§ EXTRACT TO READ:
GET THE APP
The Antioxidant Activity of Peptides Isolated from Amaranthus on
Journal of Nutrition & Food Sciences

Journal of Nutrition & Food Sciences
Open Access

ISSN: 2155-9600

Commentary - (2015) Volume 5, Issue 6

View PDF Download PDF

The Antioxidant Activity of Peptides Isolated from Amaranthus on Normal Human Skin in vitro and Inflammatory Cytokines Detection

Alcántara Quintana LE1*, Ortiz Hernández A2, Rivera María Del P3 and Soriano Santos J2
1División de Biología Molecular, Instituto Potosino de Investigación Científica y Tecnológica, San Luis Potosí, Mexico, E-mail: luz.alcantara@ipicyt.edu.mx
2Departamento de Biotecnología, Universidad Autónoma Metropolitana, Iztapalapa. Av. San Rafael Atlixco 186, Vicentina, Iztapalapa, Cp. 09340, Mexico, E-mail: luz.alcantara@ipicyt.edu.mx
3Hospital de Especialidades, Centro Médico Nacional Siglo XXI. IMSS. Av. Cuauhtémoc 330, Col. Doctores, Del. Cuauhtémoc, Cp. 06720, Mexico, E-mail: luz.alcantara@ipicyt.edu.mx
*Corresponding Author: Alcántara Quintana LE, División de Biología Molecular, Instituto Potosino De Investigación Científica Y Tecnológica, San Luis Potosí, Camino A La Presa San Jose 2055, Lomas 4a Sección. Cp 78216, Mexico, Tel: 524448342000

Abstract

Oxidative stress has been implicated in various skin diseases through the generation of reactive oxygen species and the depletion of endogenous antioxidant systems. Evidence exists indicating that oxidative stress injury of the skin caused by UVB irradiation is mediated predominantly by reactive oxygen species (ROS) immediately after irradiation and by reactive nitrogen species (RNS) at later points. We investigated the protective effect of peptides (albumin and hydrolysates) isolated from Amaranthus (pA) against UVB irradiation, lipid peroxidation (malondialdehyde, MDA) and endogenous antioxidant defense enzymes such as glutathione peroxidase (GPX), superoxide dismutase (SOD) and catalase (CAT). Supernatant levels of pro-inflammatory and anti-inflammatory cytokines were also investigated. We used human skin organ culture as an in vitro model via 24, 36 and 48 hrs of culture. The pA has a significant protective effect via the inhibition of damaged caused by UVB irradiation. The treatment of skin with pA inhibited the UVB-induced lipid peroxidation. Additionally, this pA-inhibited UVB-induced depletion of antioxidant defense components, such as, CAT, SOD, and GPX, and the final antioxidant treatment also reduced levels of pro-inflammatory cytokines: IL-1beta, IL-12, TNF and INF-gamma. We conclude that pA could be useful in attenuating UVB-induced oxidative stress and mitigating skin diseases in human skin due to antioxidant properties.

§ TASK 1: Name the pro-inflammatory cytokines that, according to the abstract on Amaranthus peptides, were reduced by the final antioxidant treatment.
§ TASK 2: In the abstract on Amaranthus peptides, what was used as the in vitro model?
§ TASK 3: Continue the abstract on Amaranthus peptides, picking up after its last sentence.

§ MATERIAL PROVIDED:
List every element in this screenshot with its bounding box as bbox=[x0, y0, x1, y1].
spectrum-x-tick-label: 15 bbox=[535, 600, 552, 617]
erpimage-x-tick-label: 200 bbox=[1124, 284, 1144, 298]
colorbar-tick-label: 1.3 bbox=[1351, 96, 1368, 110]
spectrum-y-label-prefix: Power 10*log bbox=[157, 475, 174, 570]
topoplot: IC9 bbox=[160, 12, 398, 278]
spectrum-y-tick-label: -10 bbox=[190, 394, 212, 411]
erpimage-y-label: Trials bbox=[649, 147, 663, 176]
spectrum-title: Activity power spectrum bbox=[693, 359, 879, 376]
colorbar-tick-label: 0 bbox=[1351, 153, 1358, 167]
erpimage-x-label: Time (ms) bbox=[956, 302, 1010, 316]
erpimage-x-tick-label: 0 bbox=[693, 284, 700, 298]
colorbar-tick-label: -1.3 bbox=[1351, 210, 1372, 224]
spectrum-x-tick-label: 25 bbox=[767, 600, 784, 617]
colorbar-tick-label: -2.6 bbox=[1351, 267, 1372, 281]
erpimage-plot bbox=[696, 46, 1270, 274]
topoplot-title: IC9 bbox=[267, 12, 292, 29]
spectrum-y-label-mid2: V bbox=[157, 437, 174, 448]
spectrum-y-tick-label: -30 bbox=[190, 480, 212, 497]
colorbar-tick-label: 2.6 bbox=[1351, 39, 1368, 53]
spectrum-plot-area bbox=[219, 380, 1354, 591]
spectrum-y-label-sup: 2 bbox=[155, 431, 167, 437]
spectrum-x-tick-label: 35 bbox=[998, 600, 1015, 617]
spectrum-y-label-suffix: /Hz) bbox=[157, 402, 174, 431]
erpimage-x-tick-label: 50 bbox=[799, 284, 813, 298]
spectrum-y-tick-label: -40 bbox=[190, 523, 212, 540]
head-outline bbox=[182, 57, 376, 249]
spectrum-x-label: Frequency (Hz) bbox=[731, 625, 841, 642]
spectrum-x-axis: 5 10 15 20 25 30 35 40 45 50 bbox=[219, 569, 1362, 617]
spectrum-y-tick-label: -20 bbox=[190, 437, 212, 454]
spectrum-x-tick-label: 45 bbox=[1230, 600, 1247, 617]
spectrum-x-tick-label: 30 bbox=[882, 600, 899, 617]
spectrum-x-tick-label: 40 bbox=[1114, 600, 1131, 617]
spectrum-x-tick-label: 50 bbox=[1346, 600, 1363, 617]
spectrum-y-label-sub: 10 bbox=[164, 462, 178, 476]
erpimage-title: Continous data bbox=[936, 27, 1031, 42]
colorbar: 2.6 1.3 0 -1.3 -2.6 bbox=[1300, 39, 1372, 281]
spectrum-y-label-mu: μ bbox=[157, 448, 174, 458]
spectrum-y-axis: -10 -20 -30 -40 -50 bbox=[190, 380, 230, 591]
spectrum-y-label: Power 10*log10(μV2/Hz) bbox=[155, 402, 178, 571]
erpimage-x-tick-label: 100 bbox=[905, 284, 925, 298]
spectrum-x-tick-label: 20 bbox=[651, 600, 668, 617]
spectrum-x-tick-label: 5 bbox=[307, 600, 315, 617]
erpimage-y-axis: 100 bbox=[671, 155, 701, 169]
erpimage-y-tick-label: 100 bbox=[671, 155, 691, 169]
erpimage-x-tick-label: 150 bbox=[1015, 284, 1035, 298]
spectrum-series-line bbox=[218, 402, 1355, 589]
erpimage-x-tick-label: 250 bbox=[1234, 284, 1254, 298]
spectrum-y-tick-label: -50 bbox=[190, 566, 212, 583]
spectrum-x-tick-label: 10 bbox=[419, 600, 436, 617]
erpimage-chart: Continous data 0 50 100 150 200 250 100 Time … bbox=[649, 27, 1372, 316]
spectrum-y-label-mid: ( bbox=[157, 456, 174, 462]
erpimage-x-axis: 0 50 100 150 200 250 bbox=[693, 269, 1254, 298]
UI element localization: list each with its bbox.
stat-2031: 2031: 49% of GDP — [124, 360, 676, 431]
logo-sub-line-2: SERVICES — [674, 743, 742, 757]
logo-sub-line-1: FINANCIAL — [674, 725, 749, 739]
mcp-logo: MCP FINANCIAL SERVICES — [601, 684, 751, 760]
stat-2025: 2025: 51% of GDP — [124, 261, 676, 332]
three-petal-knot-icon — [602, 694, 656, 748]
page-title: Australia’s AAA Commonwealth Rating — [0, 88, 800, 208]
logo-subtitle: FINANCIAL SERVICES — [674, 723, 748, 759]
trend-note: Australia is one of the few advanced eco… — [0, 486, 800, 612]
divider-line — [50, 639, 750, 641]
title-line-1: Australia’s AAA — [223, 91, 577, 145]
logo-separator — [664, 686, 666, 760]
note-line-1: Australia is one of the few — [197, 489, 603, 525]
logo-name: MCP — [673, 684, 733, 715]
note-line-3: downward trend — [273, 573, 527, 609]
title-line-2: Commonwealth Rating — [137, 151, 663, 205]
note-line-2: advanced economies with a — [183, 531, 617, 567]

§ EXERCISE OUTPUT 1: IL-1beta, IL-12, TNF and INF-gamma

§ EXERCISE OUTPUT 2: Human skin organ culture, over 24, 36 and 48 hours of culture.

§ EXERCISE OUTPUT 3:
Keywords: Reactive oxygen species; Reactive nitrogen species

Abbreviations

ROS: RACTIVE Oxygen Species; RNS: Reactive Nitrogen Species; pA: Peptide isolated from Amaranthus; GPX: Glutathione Peroxidase; SOD: Superoxide Dismutase; CAT: Catalase; MAD: Malondialdhehyde

Introduction

In recent years, biopeptides with antioxidative activity have attracted the attention of researchers due to their low molecular weight, easy absorption and high activity [1,2]. Amaranth (Amaranthus hypochondriacus) is a traditional Mexican plant that produces grains and flavorful leaves of high nutritional value. The complete plant is high in protein [3] and contains other substances that play various biological roles in the human diet, such as protease inhibitors, antimicrobial peptides, lectins, and antioxidant compounds [4-6]. Amaranth also possesses desirable agricultural properties, including drought resistance and amenability to cultivation in climatic changes [7].

Grain amaranth is a pseudo-cereal and is rich in essential amino acids such as lysine, tryptophan, and sulfur-containing amino acids. In amaranthus, 50% of the total seed proteins at maturity are globulin and albumin [8]. Various authors characterized the extraction method of peptides from amaranths [9,10]. Additionally, it has been predicted that amaranth may be a source of peptides with eleven different potential biological activities, such as antihypertensive, protease inhibition, opioid, immuno-modulation, antithrombotic, antioxidant, and antitumor, amongst others [11,12].

However, there is evidence that oxidative stress injury of the skin caused by UVB irradiation is mediated predominantly by reactive oxygen species (ROS) immediately after irradiation. UVB light stimulates the production of reactive species, which are the primary cause of the resulting skin lesions, and results in accelerated aging and the development of malignant skin diseases [13-15].

This study aims to evaluate the protective effect of peptides (albumin and hydrolysates) isolated from amaranthus (pA) against UVB irradiation and lipid peroxidation (malondialdehyde, MDA) and endogenous antioxidant defense enzymes such as catalase (CAT), superoxide dismutase (SOD) and glutathione peroxidase (GPX). Supernatant levels of proinflammatory and anti-inflammatory cytokines were also investigated and correlated.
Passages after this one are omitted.